### Short problem
Identify, in the records below, every line where the string "from" appears, and copy each such line.

### Exercise inputs
+--

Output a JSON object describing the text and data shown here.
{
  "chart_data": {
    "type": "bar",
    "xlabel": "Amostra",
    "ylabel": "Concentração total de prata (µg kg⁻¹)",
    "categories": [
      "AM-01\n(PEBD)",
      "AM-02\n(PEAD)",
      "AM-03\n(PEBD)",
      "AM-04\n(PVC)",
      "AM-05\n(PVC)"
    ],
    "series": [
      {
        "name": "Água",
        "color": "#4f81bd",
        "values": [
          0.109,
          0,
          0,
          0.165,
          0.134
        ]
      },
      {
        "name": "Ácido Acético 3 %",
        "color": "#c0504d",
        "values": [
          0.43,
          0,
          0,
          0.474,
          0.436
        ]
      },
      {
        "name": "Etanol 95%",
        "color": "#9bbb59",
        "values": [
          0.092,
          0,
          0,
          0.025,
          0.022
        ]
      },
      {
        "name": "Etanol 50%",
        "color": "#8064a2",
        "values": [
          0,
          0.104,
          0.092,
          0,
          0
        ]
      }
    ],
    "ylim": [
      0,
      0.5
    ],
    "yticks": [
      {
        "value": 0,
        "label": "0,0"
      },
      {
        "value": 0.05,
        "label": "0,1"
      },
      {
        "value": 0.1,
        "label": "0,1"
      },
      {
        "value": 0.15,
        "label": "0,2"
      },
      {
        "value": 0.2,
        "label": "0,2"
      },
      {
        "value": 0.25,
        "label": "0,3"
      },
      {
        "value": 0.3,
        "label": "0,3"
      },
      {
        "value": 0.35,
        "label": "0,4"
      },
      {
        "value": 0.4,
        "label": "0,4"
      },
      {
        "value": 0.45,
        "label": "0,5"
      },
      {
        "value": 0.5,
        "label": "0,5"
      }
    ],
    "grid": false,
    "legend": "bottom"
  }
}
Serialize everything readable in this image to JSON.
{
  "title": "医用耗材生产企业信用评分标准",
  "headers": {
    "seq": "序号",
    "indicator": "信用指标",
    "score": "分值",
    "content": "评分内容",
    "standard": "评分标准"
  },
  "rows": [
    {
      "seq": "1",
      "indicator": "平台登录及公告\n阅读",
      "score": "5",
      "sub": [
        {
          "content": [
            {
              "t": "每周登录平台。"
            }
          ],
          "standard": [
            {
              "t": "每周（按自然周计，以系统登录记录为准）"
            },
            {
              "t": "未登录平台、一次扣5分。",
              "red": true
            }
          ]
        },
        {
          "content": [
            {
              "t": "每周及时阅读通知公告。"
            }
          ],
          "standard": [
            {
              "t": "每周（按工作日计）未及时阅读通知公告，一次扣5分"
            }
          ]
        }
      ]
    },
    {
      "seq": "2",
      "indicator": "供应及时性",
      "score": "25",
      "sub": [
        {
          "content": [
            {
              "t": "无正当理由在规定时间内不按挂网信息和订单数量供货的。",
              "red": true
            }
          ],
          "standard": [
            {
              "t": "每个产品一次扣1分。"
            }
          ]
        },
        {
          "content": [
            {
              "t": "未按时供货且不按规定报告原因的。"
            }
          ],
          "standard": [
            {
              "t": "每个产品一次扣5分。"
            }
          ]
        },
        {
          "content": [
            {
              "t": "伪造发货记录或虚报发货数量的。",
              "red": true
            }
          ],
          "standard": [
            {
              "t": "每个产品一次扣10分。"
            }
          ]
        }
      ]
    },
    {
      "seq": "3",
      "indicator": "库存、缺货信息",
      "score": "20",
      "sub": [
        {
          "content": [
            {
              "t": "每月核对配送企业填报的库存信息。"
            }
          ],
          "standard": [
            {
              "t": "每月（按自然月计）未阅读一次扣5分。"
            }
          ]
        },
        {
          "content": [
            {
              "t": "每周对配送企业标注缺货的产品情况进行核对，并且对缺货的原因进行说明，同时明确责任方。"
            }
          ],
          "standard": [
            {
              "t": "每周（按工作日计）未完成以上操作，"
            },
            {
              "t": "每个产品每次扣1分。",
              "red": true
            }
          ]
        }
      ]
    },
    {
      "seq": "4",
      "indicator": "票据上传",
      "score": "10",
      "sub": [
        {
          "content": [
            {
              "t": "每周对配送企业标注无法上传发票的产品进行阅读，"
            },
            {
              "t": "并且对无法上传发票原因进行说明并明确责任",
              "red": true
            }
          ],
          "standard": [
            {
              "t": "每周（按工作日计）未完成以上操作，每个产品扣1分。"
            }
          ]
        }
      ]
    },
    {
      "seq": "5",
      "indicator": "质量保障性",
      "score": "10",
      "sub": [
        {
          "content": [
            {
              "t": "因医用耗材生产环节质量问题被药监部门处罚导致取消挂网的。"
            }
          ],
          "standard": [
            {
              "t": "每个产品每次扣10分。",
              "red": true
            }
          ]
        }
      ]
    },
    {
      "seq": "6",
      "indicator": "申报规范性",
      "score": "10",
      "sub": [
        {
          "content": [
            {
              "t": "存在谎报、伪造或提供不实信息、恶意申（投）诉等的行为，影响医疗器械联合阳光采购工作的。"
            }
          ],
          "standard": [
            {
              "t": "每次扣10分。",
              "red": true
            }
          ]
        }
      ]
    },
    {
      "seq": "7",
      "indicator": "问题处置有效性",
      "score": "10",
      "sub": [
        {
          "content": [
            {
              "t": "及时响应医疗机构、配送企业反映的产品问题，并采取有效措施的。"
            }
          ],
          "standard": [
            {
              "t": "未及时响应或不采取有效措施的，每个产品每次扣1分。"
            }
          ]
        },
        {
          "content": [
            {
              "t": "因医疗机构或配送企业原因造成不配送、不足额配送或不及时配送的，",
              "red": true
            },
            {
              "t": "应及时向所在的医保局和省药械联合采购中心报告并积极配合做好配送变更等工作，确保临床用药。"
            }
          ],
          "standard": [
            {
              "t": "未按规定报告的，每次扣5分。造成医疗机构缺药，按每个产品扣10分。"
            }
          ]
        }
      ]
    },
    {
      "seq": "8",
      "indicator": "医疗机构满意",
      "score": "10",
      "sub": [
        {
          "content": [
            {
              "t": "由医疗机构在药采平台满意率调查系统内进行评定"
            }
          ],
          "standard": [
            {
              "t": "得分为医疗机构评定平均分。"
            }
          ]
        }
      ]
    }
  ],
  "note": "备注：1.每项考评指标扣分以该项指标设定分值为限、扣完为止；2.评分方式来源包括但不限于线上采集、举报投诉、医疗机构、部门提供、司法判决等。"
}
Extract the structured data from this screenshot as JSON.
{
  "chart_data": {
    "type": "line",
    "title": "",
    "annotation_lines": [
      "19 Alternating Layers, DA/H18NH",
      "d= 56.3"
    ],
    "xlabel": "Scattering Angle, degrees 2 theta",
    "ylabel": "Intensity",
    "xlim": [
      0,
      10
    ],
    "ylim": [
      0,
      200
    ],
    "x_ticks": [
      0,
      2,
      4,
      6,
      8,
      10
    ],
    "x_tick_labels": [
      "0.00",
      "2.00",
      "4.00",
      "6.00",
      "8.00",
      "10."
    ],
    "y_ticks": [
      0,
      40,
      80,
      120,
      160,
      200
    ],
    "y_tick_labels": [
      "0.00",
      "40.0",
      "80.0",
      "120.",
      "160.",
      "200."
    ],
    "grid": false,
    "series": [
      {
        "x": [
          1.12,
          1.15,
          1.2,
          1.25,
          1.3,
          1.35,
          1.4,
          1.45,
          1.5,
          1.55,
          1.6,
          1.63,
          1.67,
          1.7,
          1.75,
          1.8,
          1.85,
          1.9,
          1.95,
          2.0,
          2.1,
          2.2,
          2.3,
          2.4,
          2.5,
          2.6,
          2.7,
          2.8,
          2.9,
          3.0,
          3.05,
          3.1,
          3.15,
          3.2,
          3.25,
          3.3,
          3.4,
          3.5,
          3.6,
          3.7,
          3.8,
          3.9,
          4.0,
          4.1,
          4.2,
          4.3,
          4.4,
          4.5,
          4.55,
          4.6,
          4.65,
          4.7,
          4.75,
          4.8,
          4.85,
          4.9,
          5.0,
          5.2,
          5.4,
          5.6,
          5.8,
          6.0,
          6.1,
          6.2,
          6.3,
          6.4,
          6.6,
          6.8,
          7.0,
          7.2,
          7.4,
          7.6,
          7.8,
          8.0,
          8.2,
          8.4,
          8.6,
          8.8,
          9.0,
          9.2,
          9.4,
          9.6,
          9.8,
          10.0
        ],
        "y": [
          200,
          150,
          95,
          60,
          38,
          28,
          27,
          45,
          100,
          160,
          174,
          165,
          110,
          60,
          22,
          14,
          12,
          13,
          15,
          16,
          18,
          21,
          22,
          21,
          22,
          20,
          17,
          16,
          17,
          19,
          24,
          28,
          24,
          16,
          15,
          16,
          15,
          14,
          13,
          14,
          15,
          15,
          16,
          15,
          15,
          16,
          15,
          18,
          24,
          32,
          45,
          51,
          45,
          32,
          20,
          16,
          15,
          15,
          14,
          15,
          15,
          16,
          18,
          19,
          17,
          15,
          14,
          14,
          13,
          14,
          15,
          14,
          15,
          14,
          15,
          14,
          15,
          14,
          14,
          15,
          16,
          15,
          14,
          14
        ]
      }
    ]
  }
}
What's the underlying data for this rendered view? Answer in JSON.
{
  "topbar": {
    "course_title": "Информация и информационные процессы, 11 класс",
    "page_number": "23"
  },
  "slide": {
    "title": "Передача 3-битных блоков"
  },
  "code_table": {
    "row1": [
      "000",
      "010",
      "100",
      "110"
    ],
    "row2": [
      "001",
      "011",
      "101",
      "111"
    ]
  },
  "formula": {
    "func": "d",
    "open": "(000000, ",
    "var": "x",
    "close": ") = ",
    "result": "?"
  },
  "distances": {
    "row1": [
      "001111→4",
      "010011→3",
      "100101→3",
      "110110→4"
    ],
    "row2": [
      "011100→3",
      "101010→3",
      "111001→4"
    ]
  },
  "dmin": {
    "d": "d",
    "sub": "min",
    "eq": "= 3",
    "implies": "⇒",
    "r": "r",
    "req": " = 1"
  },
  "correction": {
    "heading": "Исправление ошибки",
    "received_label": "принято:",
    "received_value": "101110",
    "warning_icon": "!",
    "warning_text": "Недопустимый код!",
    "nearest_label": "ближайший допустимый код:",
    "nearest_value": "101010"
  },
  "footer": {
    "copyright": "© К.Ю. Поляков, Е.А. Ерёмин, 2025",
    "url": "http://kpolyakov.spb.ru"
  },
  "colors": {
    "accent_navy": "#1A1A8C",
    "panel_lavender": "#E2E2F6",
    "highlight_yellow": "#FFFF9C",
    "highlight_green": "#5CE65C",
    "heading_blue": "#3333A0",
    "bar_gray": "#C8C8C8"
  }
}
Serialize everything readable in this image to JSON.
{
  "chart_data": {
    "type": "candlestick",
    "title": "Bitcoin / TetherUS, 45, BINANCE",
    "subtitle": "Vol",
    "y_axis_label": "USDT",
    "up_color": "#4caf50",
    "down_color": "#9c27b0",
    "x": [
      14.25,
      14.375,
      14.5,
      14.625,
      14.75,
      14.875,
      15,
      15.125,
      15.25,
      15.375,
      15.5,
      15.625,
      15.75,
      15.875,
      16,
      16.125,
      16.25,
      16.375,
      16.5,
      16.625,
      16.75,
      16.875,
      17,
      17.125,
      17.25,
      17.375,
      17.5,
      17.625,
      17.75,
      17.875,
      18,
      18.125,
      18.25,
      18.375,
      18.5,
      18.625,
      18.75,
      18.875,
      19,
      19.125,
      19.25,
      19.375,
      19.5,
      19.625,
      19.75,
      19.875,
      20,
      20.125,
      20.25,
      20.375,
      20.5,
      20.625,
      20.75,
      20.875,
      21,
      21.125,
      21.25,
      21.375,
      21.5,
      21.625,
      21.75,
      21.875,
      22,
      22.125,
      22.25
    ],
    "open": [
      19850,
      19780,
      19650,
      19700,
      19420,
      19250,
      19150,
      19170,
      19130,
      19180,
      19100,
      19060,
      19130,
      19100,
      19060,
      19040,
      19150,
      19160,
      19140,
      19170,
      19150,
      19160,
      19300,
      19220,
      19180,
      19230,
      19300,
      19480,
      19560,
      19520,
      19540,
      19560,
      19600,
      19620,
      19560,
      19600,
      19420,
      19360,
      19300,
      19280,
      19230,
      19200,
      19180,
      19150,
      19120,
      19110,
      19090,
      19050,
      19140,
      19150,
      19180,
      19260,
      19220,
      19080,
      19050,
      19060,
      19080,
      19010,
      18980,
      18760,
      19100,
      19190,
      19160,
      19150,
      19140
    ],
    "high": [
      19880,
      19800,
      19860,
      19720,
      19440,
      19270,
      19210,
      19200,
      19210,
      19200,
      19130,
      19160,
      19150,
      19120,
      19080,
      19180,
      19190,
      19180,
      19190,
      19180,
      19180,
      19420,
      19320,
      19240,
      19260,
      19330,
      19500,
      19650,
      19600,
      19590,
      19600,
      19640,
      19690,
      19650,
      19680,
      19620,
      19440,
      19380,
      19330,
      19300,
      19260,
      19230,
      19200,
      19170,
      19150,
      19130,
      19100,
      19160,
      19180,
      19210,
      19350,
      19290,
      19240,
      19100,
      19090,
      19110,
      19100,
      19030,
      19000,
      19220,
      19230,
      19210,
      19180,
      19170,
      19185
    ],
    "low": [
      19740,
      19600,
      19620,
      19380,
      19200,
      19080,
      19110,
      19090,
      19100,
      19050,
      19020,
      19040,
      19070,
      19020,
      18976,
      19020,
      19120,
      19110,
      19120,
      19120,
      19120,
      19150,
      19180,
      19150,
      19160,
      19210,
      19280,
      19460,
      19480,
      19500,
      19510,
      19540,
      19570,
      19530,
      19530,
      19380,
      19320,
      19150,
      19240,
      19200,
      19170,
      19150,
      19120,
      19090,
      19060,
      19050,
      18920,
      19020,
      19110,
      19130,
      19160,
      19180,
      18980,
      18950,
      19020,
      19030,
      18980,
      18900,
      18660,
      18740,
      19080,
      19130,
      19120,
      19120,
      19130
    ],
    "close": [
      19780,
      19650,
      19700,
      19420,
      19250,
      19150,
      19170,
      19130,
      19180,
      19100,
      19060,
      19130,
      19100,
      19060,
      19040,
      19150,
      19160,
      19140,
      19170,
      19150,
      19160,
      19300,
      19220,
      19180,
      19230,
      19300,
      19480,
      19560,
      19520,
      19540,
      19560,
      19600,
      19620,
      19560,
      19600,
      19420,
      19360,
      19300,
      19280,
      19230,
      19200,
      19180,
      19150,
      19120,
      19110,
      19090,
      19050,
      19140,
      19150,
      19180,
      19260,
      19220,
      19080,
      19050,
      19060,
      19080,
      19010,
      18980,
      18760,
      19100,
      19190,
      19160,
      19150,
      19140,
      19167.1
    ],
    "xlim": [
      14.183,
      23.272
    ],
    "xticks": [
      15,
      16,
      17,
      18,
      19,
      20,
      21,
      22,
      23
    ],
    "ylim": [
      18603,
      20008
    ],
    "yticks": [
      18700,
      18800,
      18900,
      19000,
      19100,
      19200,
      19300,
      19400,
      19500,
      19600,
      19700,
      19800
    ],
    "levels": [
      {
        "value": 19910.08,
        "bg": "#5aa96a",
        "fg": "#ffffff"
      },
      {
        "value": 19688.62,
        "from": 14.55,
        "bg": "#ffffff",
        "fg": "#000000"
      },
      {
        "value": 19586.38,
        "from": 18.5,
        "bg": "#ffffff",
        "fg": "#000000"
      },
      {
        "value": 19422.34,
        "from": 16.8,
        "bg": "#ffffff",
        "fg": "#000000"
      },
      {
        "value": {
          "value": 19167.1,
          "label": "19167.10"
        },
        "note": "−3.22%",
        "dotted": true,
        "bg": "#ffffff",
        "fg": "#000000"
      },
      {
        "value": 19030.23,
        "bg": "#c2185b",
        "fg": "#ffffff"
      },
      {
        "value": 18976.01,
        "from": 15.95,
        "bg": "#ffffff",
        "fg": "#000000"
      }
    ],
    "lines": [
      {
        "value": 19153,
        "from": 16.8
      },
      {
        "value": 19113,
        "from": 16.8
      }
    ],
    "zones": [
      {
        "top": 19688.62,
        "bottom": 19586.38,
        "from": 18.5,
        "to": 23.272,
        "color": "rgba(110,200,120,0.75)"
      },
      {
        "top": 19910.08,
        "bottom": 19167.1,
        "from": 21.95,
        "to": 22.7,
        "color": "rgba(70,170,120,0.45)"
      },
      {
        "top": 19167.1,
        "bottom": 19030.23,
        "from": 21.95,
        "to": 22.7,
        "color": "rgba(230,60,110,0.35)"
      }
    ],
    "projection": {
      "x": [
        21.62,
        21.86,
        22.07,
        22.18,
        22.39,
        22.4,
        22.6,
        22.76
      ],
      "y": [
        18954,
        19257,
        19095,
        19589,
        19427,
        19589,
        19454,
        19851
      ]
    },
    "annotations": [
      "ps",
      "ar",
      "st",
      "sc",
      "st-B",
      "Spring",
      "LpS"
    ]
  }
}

+--

### Task output
Extract the structured data from this screenshot as JSON.
        "from": 14.55,
        "from": 18.5,
        "from": 16.8,
        "from": 15.95,
        "from": 16.8
        "from": 16.8
        "from": 18.5,
        "from": 21.95,
        "from": 21.95,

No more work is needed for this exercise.